## begin Selected extract

Gas-fired peaking units are mini power plants that can be turned on and off quickly to meet demand for electricity when other sources are unavailable or maxed out. “Those things are cheap to buy, they are cheap to run, and the price of natural gas has been falling recently in the United States. So the way people have been looking at (shoring up) renewables is to turn to natural gas,” Sadoway explained. “And that’s fine. It’s not illegal. There’s nothing immoral about it,” he added, “but it is not 100 percent green at this point.” For the industry to adopt the greener battery technology, the cost of the battery has to be as cheap, efficient, and reliable as state-of-the art natural gas-fired peaking plants.
Sadoway and his colleagues are hard at work on a liquid battery they believe will meet these criteria. On Monday, they described their progress in the Journal of the American Chemical Society.
The battery is a cocktail of metals that naturally settle into distinct layers because of their different densities, similar to a “black and tan” pint served at British pubs, where dark stout rests on top of denser pale ale. Batteries need three layers — positive and negative poles and a membrane between the charges. In the case of the liquid battery, molten metals on the top and bottom serve as the positive and negative poles and a layer of molten salt serves as the membrane. “The principle of the battery is an alloying reaction,” Sadoway explained. Alloys are metals made via the combination of two or more metallic elements. In the liquid battery, the top layer is magnesium and the bottom layer is antimony. “The driving force for current is the desire of magnesium to enter the antimony and form an alloy,” Sadoway said. “In order to alloy, the magnesium has to first get across the molten salt and in order to do so, the magnesium has to lose two electrons and become a magnesium ion.” Those two electrons are what escape to the wires to power our gadgets and appliances.
“When the magnesium ions get to the interface with the antimony, they acquire two electrons which have been pulled out of the external circuit and then that makes neutral magnesium which then alloys with the antimony,” said Sadoway. To charge the battery, the process is reversed. Sadoway and his colleagues have tweaked the recipe of this liquid cocktail for several years and gradually scaled up the size of the batteries.

## end Selected extract
## begin Records supplied

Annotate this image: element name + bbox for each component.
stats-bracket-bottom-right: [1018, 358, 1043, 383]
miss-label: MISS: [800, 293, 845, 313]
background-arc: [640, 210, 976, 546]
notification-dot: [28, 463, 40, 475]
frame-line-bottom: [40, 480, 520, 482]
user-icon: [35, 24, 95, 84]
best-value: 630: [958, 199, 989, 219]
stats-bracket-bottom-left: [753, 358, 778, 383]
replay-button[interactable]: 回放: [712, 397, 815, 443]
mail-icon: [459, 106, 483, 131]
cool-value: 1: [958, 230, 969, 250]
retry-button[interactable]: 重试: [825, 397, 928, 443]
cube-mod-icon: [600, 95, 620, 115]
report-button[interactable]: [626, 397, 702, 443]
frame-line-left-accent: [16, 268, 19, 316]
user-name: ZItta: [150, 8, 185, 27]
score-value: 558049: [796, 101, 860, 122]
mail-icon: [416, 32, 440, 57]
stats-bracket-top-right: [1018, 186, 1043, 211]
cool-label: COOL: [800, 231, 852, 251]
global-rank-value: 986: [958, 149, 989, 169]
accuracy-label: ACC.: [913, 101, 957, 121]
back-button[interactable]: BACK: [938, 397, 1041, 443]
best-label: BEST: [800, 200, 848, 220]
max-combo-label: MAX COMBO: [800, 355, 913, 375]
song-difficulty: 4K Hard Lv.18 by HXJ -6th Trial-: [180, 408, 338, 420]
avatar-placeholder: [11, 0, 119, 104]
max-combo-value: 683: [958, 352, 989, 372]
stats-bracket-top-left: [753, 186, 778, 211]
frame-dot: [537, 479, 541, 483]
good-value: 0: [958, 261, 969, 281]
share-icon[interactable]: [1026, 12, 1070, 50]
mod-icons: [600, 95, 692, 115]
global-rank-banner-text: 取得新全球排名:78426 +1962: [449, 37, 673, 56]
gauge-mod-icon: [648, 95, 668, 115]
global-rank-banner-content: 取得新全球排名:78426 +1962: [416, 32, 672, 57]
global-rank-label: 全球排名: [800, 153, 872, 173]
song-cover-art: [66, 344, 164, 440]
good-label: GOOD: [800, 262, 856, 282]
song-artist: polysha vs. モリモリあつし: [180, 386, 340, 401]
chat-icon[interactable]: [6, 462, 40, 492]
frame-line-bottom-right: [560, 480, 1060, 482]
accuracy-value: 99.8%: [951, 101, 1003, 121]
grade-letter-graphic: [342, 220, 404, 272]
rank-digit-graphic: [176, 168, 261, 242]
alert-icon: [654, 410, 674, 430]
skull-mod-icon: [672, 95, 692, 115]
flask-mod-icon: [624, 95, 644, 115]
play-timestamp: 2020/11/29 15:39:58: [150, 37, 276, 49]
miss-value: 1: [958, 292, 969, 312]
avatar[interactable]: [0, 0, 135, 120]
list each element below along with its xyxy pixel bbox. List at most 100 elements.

## end Records supplied
## begin Records supplied

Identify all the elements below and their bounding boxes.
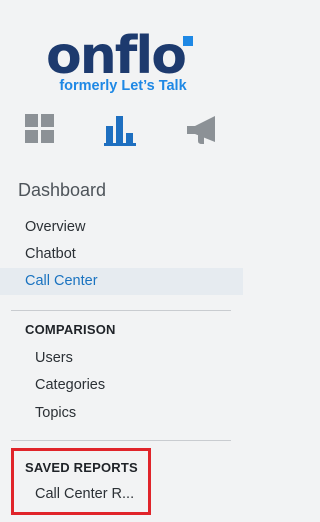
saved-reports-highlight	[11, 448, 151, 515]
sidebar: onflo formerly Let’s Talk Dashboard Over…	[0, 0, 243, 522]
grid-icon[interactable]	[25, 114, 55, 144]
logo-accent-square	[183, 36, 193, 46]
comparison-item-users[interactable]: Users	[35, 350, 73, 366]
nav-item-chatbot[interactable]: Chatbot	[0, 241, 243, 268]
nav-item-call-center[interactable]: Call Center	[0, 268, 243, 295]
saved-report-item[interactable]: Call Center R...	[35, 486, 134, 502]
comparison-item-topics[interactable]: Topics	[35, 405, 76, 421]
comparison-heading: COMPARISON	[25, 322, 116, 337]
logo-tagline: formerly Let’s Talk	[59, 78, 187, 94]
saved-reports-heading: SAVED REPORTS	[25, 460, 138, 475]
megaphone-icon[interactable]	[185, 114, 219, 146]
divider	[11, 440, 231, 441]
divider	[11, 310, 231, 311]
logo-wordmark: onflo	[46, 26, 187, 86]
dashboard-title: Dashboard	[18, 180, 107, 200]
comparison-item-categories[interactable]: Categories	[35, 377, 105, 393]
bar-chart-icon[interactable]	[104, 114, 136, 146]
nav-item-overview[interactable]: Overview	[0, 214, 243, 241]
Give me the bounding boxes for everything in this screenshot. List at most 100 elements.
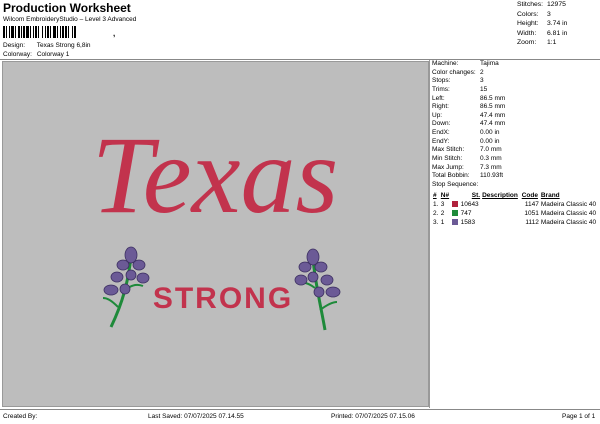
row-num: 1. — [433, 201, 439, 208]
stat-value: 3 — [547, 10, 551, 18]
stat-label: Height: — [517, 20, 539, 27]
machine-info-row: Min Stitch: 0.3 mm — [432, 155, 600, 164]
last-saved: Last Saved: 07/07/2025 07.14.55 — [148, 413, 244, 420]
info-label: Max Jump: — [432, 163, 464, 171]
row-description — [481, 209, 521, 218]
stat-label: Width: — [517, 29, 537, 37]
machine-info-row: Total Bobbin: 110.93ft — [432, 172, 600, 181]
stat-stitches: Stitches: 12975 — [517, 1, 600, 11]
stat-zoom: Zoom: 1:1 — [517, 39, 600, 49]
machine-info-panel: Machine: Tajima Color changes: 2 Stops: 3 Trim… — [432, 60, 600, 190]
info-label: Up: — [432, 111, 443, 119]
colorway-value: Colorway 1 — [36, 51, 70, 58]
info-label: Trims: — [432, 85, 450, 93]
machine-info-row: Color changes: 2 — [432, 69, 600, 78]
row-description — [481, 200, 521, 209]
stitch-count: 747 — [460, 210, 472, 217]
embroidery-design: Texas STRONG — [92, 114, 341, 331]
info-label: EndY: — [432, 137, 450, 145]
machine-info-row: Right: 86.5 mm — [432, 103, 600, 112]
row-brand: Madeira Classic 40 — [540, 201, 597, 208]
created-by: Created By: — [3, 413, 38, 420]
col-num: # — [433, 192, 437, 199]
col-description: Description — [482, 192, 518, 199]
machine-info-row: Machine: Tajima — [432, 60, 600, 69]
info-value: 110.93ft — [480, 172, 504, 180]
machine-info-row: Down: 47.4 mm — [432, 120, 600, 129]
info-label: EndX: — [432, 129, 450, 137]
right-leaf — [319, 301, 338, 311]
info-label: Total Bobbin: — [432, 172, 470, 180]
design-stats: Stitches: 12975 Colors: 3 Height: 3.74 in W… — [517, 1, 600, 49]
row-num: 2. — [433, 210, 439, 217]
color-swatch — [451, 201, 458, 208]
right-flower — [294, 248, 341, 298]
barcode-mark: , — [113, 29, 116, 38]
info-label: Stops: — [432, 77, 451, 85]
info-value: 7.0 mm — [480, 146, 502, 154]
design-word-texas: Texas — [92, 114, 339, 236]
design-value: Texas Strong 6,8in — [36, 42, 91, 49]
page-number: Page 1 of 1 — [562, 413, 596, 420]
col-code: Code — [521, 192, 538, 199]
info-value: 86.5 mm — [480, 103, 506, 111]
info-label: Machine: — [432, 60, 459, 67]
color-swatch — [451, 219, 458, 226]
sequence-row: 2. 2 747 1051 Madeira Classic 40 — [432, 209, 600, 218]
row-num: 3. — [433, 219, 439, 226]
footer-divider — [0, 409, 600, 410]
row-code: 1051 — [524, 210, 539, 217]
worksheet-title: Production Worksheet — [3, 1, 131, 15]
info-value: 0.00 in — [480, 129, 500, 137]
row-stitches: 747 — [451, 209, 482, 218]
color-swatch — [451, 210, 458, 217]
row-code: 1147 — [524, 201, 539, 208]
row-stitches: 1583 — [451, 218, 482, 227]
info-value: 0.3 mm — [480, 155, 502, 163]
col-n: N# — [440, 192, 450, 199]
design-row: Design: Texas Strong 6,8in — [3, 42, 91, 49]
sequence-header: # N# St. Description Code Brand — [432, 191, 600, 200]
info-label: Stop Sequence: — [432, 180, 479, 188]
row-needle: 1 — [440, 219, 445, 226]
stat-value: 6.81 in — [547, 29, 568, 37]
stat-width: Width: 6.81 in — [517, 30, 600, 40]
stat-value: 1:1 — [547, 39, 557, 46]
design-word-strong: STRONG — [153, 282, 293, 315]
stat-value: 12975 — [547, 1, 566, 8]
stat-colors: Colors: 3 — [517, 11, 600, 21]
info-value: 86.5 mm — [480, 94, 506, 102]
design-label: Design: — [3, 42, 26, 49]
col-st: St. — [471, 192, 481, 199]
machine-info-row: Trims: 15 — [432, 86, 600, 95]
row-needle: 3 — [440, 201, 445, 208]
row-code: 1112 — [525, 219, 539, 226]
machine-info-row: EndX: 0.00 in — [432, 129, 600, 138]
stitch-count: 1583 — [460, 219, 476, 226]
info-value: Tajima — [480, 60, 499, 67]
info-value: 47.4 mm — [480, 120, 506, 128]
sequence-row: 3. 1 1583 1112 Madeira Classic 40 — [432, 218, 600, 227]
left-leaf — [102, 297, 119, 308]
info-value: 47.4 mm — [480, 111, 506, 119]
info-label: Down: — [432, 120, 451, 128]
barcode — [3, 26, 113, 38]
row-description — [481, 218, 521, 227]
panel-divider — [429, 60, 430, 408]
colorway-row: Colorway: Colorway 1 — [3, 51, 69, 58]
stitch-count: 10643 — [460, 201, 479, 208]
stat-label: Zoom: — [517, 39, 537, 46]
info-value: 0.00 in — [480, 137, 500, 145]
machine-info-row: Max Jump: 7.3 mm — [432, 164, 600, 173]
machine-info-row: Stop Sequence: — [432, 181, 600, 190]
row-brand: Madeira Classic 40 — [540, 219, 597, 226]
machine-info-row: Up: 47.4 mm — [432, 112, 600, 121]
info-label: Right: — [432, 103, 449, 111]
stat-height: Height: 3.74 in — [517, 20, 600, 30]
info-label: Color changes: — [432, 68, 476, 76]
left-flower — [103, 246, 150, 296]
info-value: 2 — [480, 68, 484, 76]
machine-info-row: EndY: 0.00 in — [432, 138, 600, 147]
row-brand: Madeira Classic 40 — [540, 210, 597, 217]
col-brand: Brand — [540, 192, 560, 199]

## end Records supplied

* **Stated task**
Please list each layer of the liquid battery described in the liquid battery text, giving what it is made of and the role it serves.

* **Result of this exercise**
- Top layer: magnesium, a molten metal serving as one of the poles
- Middle layer: molten salt, serving as the membrane
- Bottom layer: antimony, a molten metal serving as the other pole